▶ PROBLEM REQUIREMENTS:
Verbatim output of all the material below is required.

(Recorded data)
##########

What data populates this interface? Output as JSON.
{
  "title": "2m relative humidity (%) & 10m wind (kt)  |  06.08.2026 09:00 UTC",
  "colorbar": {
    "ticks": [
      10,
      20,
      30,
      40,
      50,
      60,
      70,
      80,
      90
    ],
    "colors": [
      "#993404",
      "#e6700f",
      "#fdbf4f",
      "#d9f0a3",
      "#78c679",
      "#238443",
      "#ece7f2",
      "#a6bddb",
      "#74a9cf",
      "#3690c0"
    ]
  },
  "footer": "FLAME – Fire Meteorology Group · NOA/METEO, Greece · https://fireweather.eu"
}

##########

▶ SOLUTION:
What data populates this interface? Output as JSON.
{
  "title": "2m relative humidity (%) & 10m wind (kt)  |  06.08.2026 09:00 UTC",
  "colorbar": {
    "ticks": [
      10,
      20,
      30,
      40,
      50,
      60,
      70,
      80,
      90
    ],
    "colors": [
      "#993404",
      "#e6700f",
      "#fdbf4f",
      "#d9f0a3",
      "#78c679",
      "#238443",
      "#ece7f2",
      "#a6bddb",
      "#74a9cf",
      "#3690c0"
    ]
  },
  "footer": "FLAME – Fire Meteorology Group · NOA/METEO, Greece · https://fireweather.eu"
}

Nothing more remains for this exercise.